*Objective*
Print the entries in full, word for word, but not the pictures.

*Stored data*
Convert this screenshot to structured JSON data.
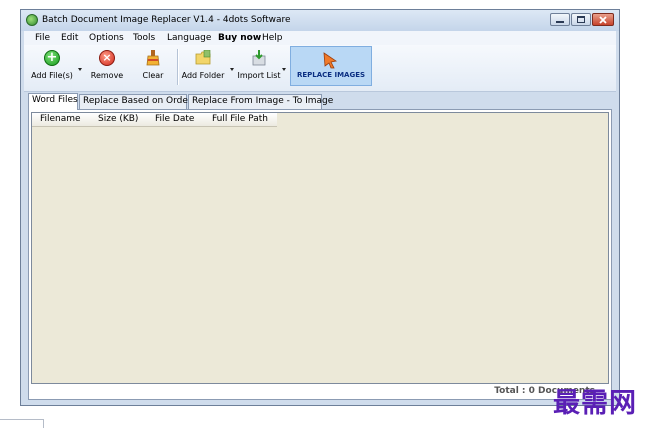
{
  "window": {
    "title": "Batch Document Image Replacer V1.4 - 4dots Software"
  },
  "menu": {
    "items": [
      "File",
      "Edit",
      "Options",
      "Tools",
      "Language",
      "Buy now",
      "Help"
    ]
  },
  "toolbar": {
    "add_files": "Add File(s)",
    "remove": "Remove",
    "clear": "Clear",
    "add_folder": "Add Folder",
    "import_list": "Import List",
    "replace_images": "REPLACE IMAGES"
  },
  "tabs": [
    "Word Files",
    "Replace Based on Order",
    "Replace From Image - To Image"
  ],
  "table": {
    "columns": [
      "Filename",
      "Size (KB)",
      "File Date",
      "Full File Path"
    ]
  },
  "status": {
    "total": "Total : 0 Documents"
  },
  "watermark": "最需网",
  "colors": {
    "accent": "#0b2f82",
    "watermark": "#5a1fb5"
  }
}
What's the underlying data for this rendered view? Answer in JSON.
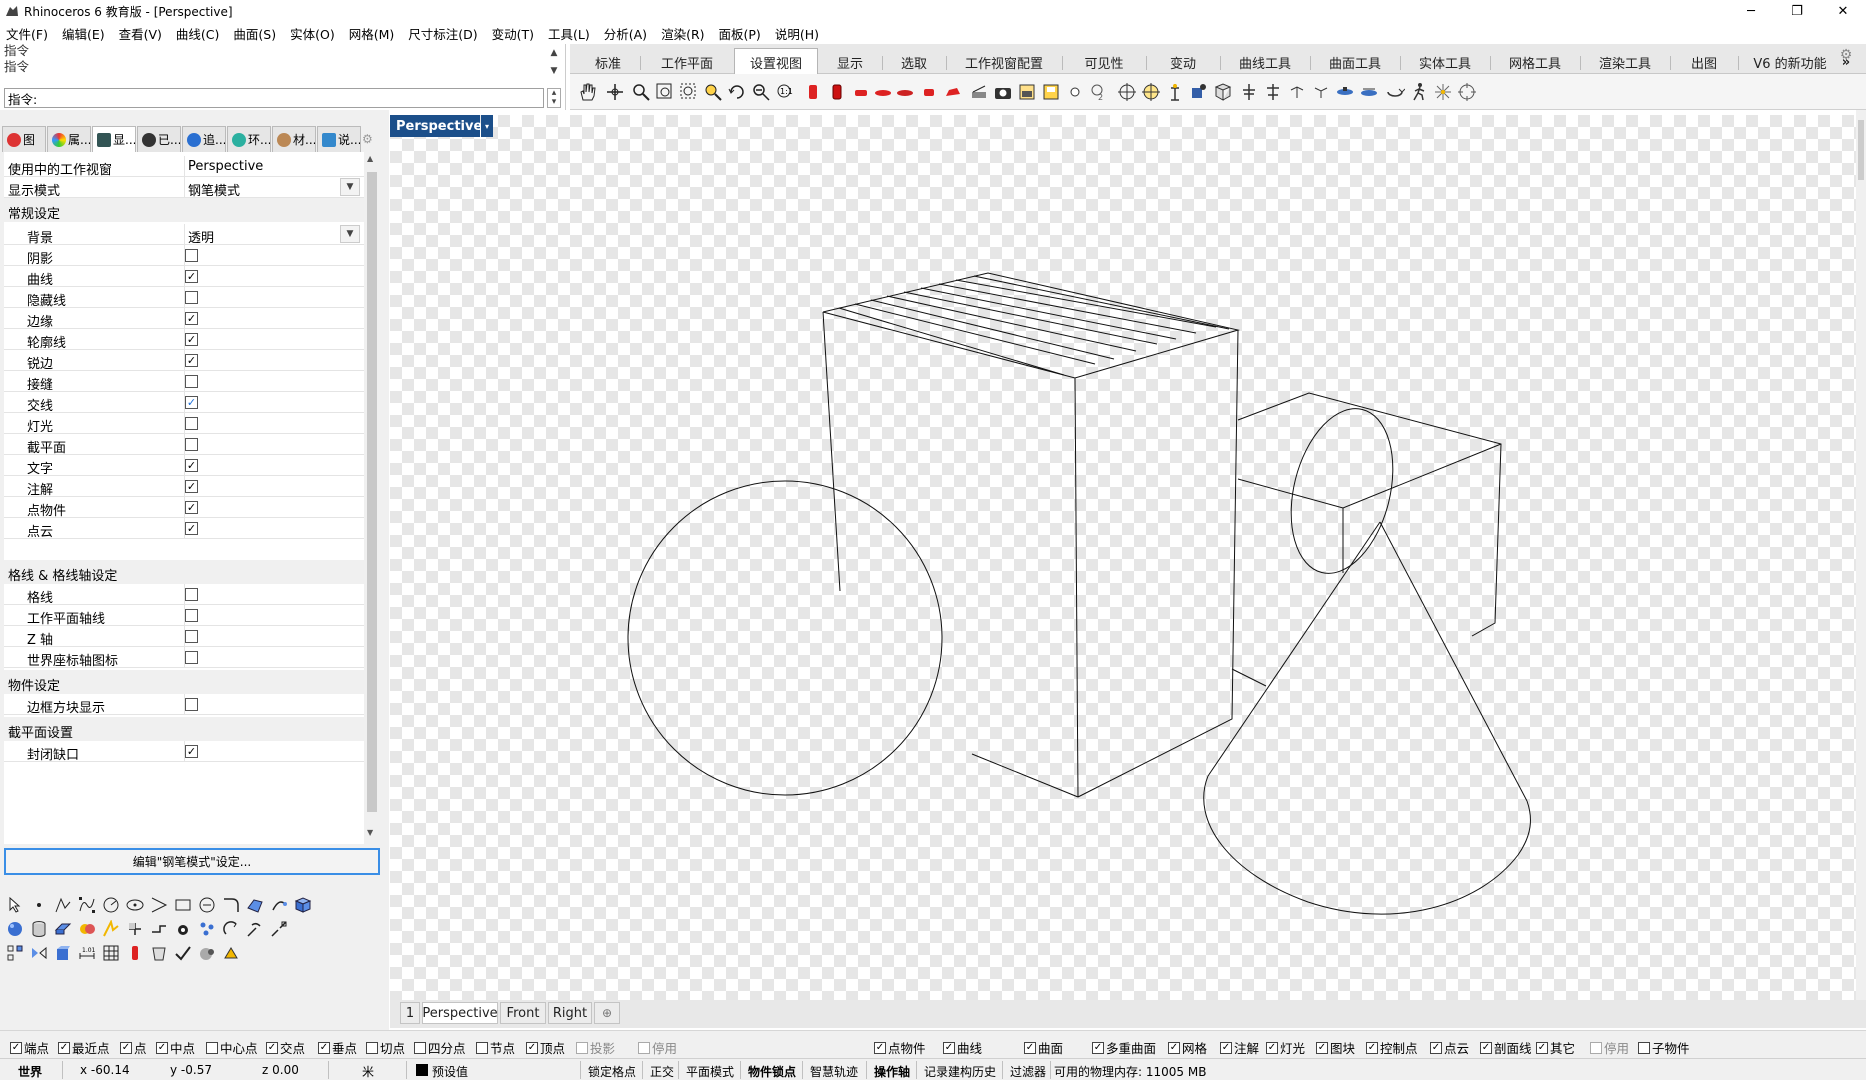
{
  "window": {
    "title": "Rhinoceros 6 教育版 - [Perspective]",
    "minimize": "─",
    "restore": "❐",
    "close": "✕"
  },
  "menu": [
    "文件(F)",
    "编辑(E)",
    "查看(V)",
    "曲线(C)",
    "曲面(S)",
    "实体(O)",
    "网格(M)",
    "尺寸标注(D)",
    "变动(T)",
    "工具(L)",
    "分析(A)",
    "渲染(R)",
    "面板(P)",
    "说明(H)"
  ],
  "command": {
    "history": [
      "指令",
      "指令"
    ],
    "prompt": "指令:"
  },
  "toolbar_tabs": {
    "items": [
      "标准",
      "工作平面",
      "设置视图",
      "显示",
      "选取",
      "工作视窗配置",
      "可见性",
      "变动",
      "曲线工具",
      "曲面工具",
      "实体工具",
      "网格工具",
      "渲染工具",
      "出图",
      "V6 的新功能"
    ],
    "active": "设置视图",
    "more": "»"
  },
  "panel_tabs": [
    "图",
    "属...",
    "显...",
    "已...",
    "追...",
    "环...",
    "材...",
    "说..."
  ],
  "properties": {
    "viewport_label": "使用中的工作视窗",
    "viewport_value": "Perspective",
    "mode_label": "显示模式",
    "mode_value": "钢笔模式",
    "sec_general": "常规设定",
    "background_label": "背景",
    "background_value": "透明",
    "general_items": [
      {
        "label": "阴影",
        "checked": false
      },
      {
        "label": "曲线",
        "checked": true
      },
      {
        "label": "隐藏线",
        "checked": false
      },
      {
        "label": "边缘",
        "checked": true
      },
      {
        "label": "轮廓线",
        "checked": true
      },
      {
        "label": "锐边",
        "checked": true
      },
      {
        "label": "接缝",
        "checked": false
      },
      {
        "label": "交线",
        "checked": true
      },
      {
        "label": "灯光",
        "checked": false
      },
      {
        "label": "截平面",
        "checked": false
      },
      {
        "label": "文字",
        "checked": true
      },
      {
        "label": "注解",
        "checked": true
      },
      {
        "label": "点物件",
        "checked": true
      },
      {
        "label": "点云",
        "checked": true
      }
    ],
    "sec_grid": "格线 & 格线轴设定",
    "grid_items": [
      {
        "label": "格线",
        "checked": false
      },
      {
        "label": "工作平面轴线",
        "checked": false
      },
      {
        "label": "Z 轴",
        "checked": false
      },
      {
        "label": "世界座标轴图标",
        "checked": false
      }
    ],
    "sec_object": "物件设定",
    "object_items": [
      {
        "label": "边框方块显示",
        "checked": false
      }
    ],
    "sec_clip": "截平面设置",
    "clip_items": [
      {
        "label": "封闭缺口",
        "checked": true
      }
    ],
    "edit_button": "编辑\"钢笔模式\"设定..."
  },
  "viewport": {
    "title": "Perspective",
    "dropdown": "▾"
  },
  "viewport_tabs": {
    "number": "1",
    "items": [
      "Perspective",
      "Front",
      "Right"
    ],
    "active": "Perspective",
    "add": "⊕"
  },
  "osnaps": [
    {
      "label": "端点",
      "checked": true
    },
    {
      "label": "最近点",
      "checked": true
    },
    {
      "label": "点",
      "checked": true
    },
    {
      "label": "中点",
      "checked": true
    },
    {
      "label": "中心点",
      "checked": false
    },
    {
      "label": "交点",
      "checked": true
    },
    {
      "label": "垂点",
      "checked": true
    },
    {
      "label": "切点",
      "checked": false
    },
    {
      "label": "四分点",
      "checked": false
    },
    {
      "label": "节点",
      "checked": false
    },
    {
      "label": "顶点",
      "checked": true
    },
    {
      "label": "投影",
      "checked": false
    },
    {
      "label": "停用",
      "checked": false
    }
  ],
  "filters": [
    {
      "label": "点物件",
      "checked": true
    },
    {
      "label": "曲线",
      "checked": true
    },
    {
      "label": "曲面",
      "checked": true
    },
    {
      "label": "多重曲面",
      "checked": true
    },
    {
      "label": "网格",
      "checked": true
    },
    {
      "label": "注解",
      "checked": true
    },
    {
      "label": "灯光",
      "checked": true
    },
    {
      "label": "图块",
      "checked": true
    },
    {
      "label": "控制点",
      "checked": true
    },
    {
      "label": "点云",
      "checked": true
    },
    {
      "label": "剖面线",
      "checked": true
    },
    {
      "label": "其它",
      "checked": true
    },
    {
      "label": "停用",
      "checked": false
    },
    {
      "label": "子物件",
      "checked": false
    }
  ],
  "status": {
    "cplane": "世界",
    "x": "x -60.14",
    "y": "y -0.57",
    "z": "z 0.00",
    "unit": "米",
    "layer": "预设值",
    "grid_snap": "锁定格点",
    "ortho": "正交",
    "planar": "平面模式",
    "osnap": "物件锁点",
    "smarttrack": "智慧轨迹",
    "gumball": "操作轴",
    "history": "记录建构历史",
    "filter": "过滤器",
    "memory": "可用的物理内存: 11005 MB"
  },
  "colors": {
    "viewport_title_bg": "#1c4f8a",
    "focus_border": "#3a8ee6",
    "checkbox_blue": "#1e6fd9"
  }
}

*Problem solution*
Convert this screenshot to structured JSON data.
{
  "window": {
    "title": "Batch Document Image Replacer V1.4 - 4dots Software"
  },
  "menu": {
    "items": [
      "File",
      "Edit",
      "Options",
      "Tools",
      "Language",
      "Buy now",
      "Help"
    ]
  },
  "toolbar": {
    "add_files": "Add File(s)",
    "remove": "Remove",
    "clear": "Clear",
    "add_folder": "Add Folder",
    "import_list": "Import List",
    "replace_images": "REPLACE IMAGES"
  },
  "tabs": [
    "Word Files",
    "Replace Based on Order",
    "Replace From Image - To Image"
  ],
  "table": {
    "columns": [
      "Filename",
      "Size (KB)",
      "File Date",
      "Full File Path"
    ]
  },
  "status": {
    "total": "Total : 0 Documents"
  },
  "watermark": "最需网",
  "colors": {
    "accent": "#0b2f82",
    "watermark": "#5a1fb5"
  }
}
What's the underlying data for this rendered view? Answer in JSON.
{
  "window": {
    "title": "Rhinoceros 6 教育版 - [Perspective]",
    "minimize": "─",
    "restore": "❐",
    "close": "✕"
  },
  "menu": [
    "文件(F)",
    "编辑(E)",
    "查看(V)",
    "曲线(C)",
    "曲面(S)",
    "实体(O)",
    "网格(M)",
    "尺寸标注(D)",
    "变动(T)",
    "工具(L)",
    "分析(A)",
    "渲染(R)",
    "面板(P)",
    "说明(H)"
  ],
  "command": {
    "history": [
      "指令",
      "指令"
    ],
    "prompt": "指令:"
  },
  "toolbar_tabs": {
    "items": [
      "标准",
      "工作平面",
      "设置视图",
      "显示",
      "选取",
      "工作视窗配置",
      "可见性",
      "变动",
      "曲线工具",
      "曲面工具",
      "实体工具",
      "网格工具",
      "渲染工具",
      "出图",
      "V6 的新功能"
    ],
    "active": "设置视图",
    "more": "»"
  },
  "panel_tabs": [
    "图",
    "属...",
    "显...",
    "已...",
    "追...",
    "环...",
    "材...",
    "说..."
  ],
  "properties": {
    "viewport_label": "使用中的工作视窗",
    "viewport_value": "Perspective",
    "mode_label": "显示模式",
    "mode_value": "钢笔模式",
    "sec_general": "常规设定",
    "background_label": "背景",
    "background_value": "透明",
    "general_items": [
      {
        "label": "阴影",
        "checked": false
      },
      {
        "label": "曲线",
        "checked": true
      },
      {
        "label": "隐藏线",
        "checked": false
      },
      {
        "label": "边缘",
        "checked": true
      },
      {
        "label": "轮廓线",
        "checked": true
      },
      {
        "label": "锐边",
        "checked": true
      },
      {
        "label": "接缝",
        "checked": false
      },
      {
        "label": "交线",
        "checked": true
      },
      {
        "label": "灯光",
        "checked": false
      },
      {
        "label": "截平面",
        "checked": false
      },
      {
        "label": "文字",
        "checked": true
      },
      {
        "label": "注解",
        "checked": true
      },
      {
        "label": "点物件",
        "checked": true
      },
      {
        "label": "点云",
        "checked": true
      }
    ],
    "sec_grid": "格线 & 格线轴设定",
    "grid_items": [
      {
        "label": "格线",
        "checked": false
      },
      {
        "label": "工作平面轴线",
        "checked": false
      },
      {
        "label": "Z 轴",
        "checked": false
      },
      {
        "label": "世界座标轴图标",
        "checked": false
      }
    ],
    "sec_object": "物件设定",
    "object_items": [
      {
        "label": "边框方块显示",
        "checked": false
      }
    ],
    "sec_clip": "截平面设置",
    "clip_items": [
      {
        "label": "封闭缺口",
        "checked": true
      }
    ],
    "edit_button": "编辑\"钢笔模式\"设定..."
  },
  "viewport": {
    "title": "Perspective",
    "dropdown": "▾"
  },
  "viewport_tabs": {
    "number": "1",
    "items": [
      "Perspective",
      "Front",
      "Right"
    ],
    "active": "Perspective",
    "add": "⊕"
  },
  "osnaps": [
    {
      "label": "端点",
      "checked": true
    },
    {
      "label": "最近点",
      "checked": true
    },
    {
      "label": "点",
      "checked": true
    },
    {
      "label": "中点",
      "checked": true
    },
    {
      "label": "中心点",
      "checked": false
    },
    {
      "label": "交点",
      "checked": true
    },
    {
      "label": "垂点",
      "checked": true
    },
    {
      "label": "切点",
      "checked": false
    },
    {
      "label": "四分点",
      "checked": false
    },
    {
      "label": "节点",
      "checked": false
    },
    {
      "label": "顶点",
      "checked": true
    },
    {
      "label": "投影",
      "checked": false
    },
    {
      "label": "停用",
      "checked": false
    }
  ],
  "filters": [
    {
      "label": "点物件",
      "checked": true
    },
    {
      "label": "曲线",
      "checked": true
    },
    {
      "label": "曲面",
      "checked": true
    },
    {
      "label": "多重曲面",
      "checked": true
    },
    {
      "label": "网格",
      "checked": true
    },
    {
      "label": "注解",
      "checked": true
    },
    {
      "label": "灯光",
      "checked": true
    },
    {
      "label": "图块",
      "checked": true
    },
    {
      "label": "控制点",
      "checked": true
    },
    {
      "label": "点云",
      "checked": true
    },
    {
      "label": "剖面线",
      "checked": true
    },
    {
      "label": "其它",
      "checked": true
    },
    {
      "label": "停用",
      "checked": false
    },
    {
      "label": "子物件",
      "checked": false
    }
  ],
  "status": {
    "cplane": "世界",
    "x": "x -60.14",
    "y": "y -0.57",
    "z": "z 0.00",
    "unit": "米",
    "layer": "预设值",
    "grid_snap": "锁定格点",
    "ortho": "正交",
    "planar": "平面模式",
    "osnap": "物件锁点",
    "smarttrack": "智慧轨迹",
    "gumball": "操作轴",
    "history": "记录建构历史",
    "filter": "过滤器",
    "memory": "可用的物理内存: 11005 MB"
  },
  "colors": {
    "viewport_title_bg": "#1c4f8a",
    "focus_border": "#3a8ee6",
    "checkbox_blue": "#1e6fd9"
  }
}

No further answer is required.